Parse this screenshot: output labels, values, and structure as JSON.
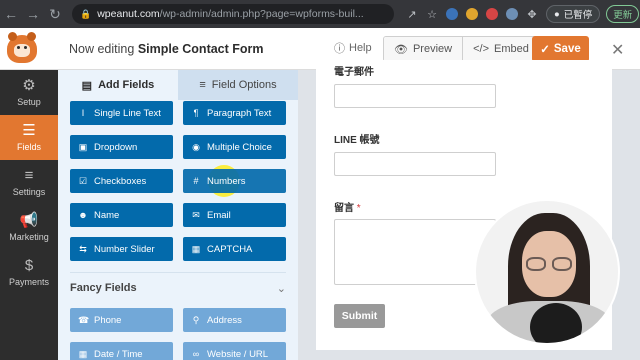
{
  "browser": {
    "url_host": "wpeanut.com",
    "url_path": "/wp-admin/admin.php?page=wpforms-buil...",
    "paused_label": "已暫停",
    "update_label": "更新"
  },
  "header": {
    "editing_prefix": "Now editing",
    "form_name": "Simple Contact Form",
    "help_label": "Help",
    "preview_label": "Preview",
    "embed_label": "Embed",
    "save_label": "Save"
  },
  "sidebar": {
    "items": [
      {
        "label": "Setup",
        "icon": "gear-icon",
        "active": false
      },
      {
        "label": "Fields",
        "icon": "list-icon",
        "active": true
      },
      {
        "label": "Settings",
        "icon": "sliders-icon",
        "active": false
      },
      {
        "label": "Marketing",
        "icon": "megaphone-icon",
        "active": false
      },
      {
        "label": "Payments",
        "icon": "dollar-icon",
        "active": false
      }
    ]
  },
  "panel": {
    "tab_add": "Add Fields",
    "tab_options": "Field Options",
    "fields": [
      {
        "label": "Single Line Text",
        "icon": "text-cursor-icon"
      },
      {
        "label": "Paragraph Text",
        "icon": "paragraph-icon"
      },
      {
        "label": "Dropdown",
        "icon": "dropdown-icon"
      },
      {
        "label": "Multiple Choice",
        "icon": "radio-icon"
      },
      {
        "label": "Checkboxes",
        "icon": "checkbox-icon"
      },
      {
        "label": "Numbers",
        "icon": "hash-icon"
      },
      {
        "label": "Name",
        "icon": "user-icon"
      },
      {
        "label": "Email",
        "icon": "envelope-icon"
      },
      {
        "label": "Number Slider",
        "icon": "slider-icon"
      },
      {
        "label": "CAPTCHA",
        "icon": "captcha-icon"
      }
    ],
    "fancy_title": "Fancy Fields",
    "fancy_fields": [
      {
        "label": "Phone",
        "icon": "phone-icon"
      },
      {
        "label": "Address",
        "icon": "map-pin-icon"
      },
      {
        "label": "Date / Time",
        "icon": "calendar-icon"
      },
      {
        "label": "Website / URL",
        "icon": "link-icon"
      }
    ]
  },
  "form": {
    "email_label": "電子郵件",
    "line_label": "LINE 帳號",
    "message_label": "留言",
    "required_mark": "*",
    "submit_label": "Submit"
  },
  "colors": {
    "brand_orange": "#e27730",
    "field_blue": "#036aab",
    "sidebar_dark": "#2d2d2d"
  }
}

────────────────

TASK PROMPT –
Give the data above again in full and unchanged, skipping the pictures.

RESULT OF THIS EXERCISE –
Parse this screenshot: output labels, values, and structure as JSON.
{
  "browser": {
    "url_host": "wpeanut.com",
    "url_path": "/wp-admin/admin.php?page=wpforms-buil...",
    "paused_label": "已暫停",
    "update_label": "更新"
  },
  "header": {
    "editing_prefix": "Now editing",
    "form_name": "Simple Contact Form",
    "help_label": "Help",
    "preview_label": "Preview",
    "embed_label": "Embed",
    "save_label": "Save"
  },
  "sidebar": {
    "items": [
      {
        "label": "Setup",
        "icon": "gear-icon",
        "active": false
      },
      {
        "label": "Fields",
        "icon": "list-icon",
        "active": true
      },
      {
        "label": "Settings",
        "icon": "sliders-icon",
        "active": false
      },
      {
        "label": "Marketing",
        "icon": "megaphone-icon",
        "active": false
      },
      {
        "label": "Payments",
        "icon": "dollar-icon",
        "active": false
      }
    ]
  },
  "panel": {
    "tab_add": "Add Fields",
    "tab_options": "Field Options",
    "fields": [
      {
        "label": "Single Line Text",
        "icon": "text-cursor-icon"
      },
      {
        "label": "Paragraph Text",
        "icon": "paragraph-icon"
      },
      {
        "label": "Dropdown",
        "icon": "dropdown-icon"
      },
      {
        "label": "Multiple Choice",
        "icon": "radio-icon"
      },
      {
        "label": "Checkboxes",
        "icon": "checkbox-icon"
      },
      {
        "label": "Numbers",
        "icon": "hash-icon"
      },
      {
        "label": "Name",
        "icon": "user-icon"
      },
      {
        "label": "Email",
        "icon": "envelope-icon"
      },
      {
        "label": "Number Slider",
        "icon": "slider-icon"
      },
      {
        "label": "CAPTCHA",
        "icon": "captcha-icon"
      }
    ],
    "fancy_title": "Fancy Fields",
    "fancy_fields": [
      {
        "label": "Phone",
        "icon": "phone-icon"
      },
      {
        "label": "Address",
        "icon": "map-pin-icon"
      },
      {
        "label": "Date / Time",
        "icon": "calendar-icon"
      },
      {
        "label": "Website / URL",
        "icon": "link-icon"
      }
    ]
  },
  "form": {
    "email_label": "電子郵件",
    "line_label": "LINE 帳號",
    "message_label": "留言",
    "required_mark": "*",
    "submit_label": "Submit"
  },
  "colors": {
    "brand_orange": "#e27730",
    "field_blue": "#036aab",
    "sidebar_dark": "#2d2d2d"
  }
}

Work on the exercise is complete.